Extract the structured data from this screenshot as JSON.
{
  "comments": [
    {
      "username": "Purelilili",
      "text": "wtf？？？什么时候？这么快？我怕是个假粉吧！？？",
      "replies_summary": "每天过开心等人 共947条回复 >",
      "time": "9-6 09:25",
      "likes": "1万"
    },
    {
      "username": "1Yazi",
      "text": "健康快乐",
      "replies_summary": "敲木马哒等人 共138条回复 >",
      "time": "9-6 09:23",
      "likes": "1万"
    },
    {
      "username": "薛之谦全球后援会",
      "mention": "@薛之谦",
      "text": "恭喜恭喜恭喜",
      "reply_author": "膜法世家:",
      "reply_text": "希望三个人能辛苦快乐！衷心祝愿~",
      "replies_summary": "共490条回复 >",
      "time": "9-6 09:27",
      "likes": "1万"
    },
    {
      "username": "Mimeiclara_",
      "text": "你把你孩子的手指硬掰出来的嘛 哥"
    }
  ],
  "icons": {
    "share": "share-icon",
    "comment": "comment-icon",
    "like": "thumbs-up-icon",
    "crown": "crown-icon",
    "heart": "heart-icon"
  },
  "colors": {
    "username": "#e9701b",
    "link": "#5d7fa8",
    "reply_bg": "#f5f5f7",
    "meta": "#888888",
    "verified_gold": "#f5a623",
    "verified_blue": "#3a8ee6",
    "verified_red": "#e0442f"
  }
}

- What you need to do
Without changing a word, restate the whole listing.

- Output
Extract the structured data from this screenshot as JSON.
{
  "comments": [
    {
      "username": "Purelilili",
      "text": "wtf？？？什么时候？这么快？我怕是个假粉吧！？？",
      "replies_summary": "每天过开心等人 共947条回复 >",
      "time": "9-6 09:25",
      "likes": "1万"
    },
    {
      "username": "1Yazi",
      "text": "健康快乐",
      "replies_summary": "敲木马哒等人 共138条回复 >",
      "time": "9-6 09:23",
      "likes": "1万"
    },
    {
      "username": "薛之谦全球后援会",
      "mention": "@薛之谦",
      "text": "恭喜恭喜恭喜",
      "reply_author": "膜法世家:",
      "reply_text": "希望三个人能辛苦快乐！衷心祝愿~",
      "replies_summary": "共490条回复 >",
      "time": "9-6 09:27",
      "likes": "1万"
    },
    {
      "username": "Mimeiclara_",
      "text": "你把你孩子的手指硬掰出来的嘛 哥"
    }
  ],
  "icons": {
    "share": "share-icon",
    "comment": "comment-icon",
    "like": "thumbs-up-icon",
    "crown": "crown-icon",
    "heart": "heart-icon"
  },
  "colors": {
    "username": "#e9701b",
    "link": "#5d7fa8",
    "reply_bg": "#f5f5f7",
    "meta": "#888888",
    "verified_gold": "#f5a623",
    "verified_blue": "#3a8ee6",
    "verified_red": "#e0442f"
  }
}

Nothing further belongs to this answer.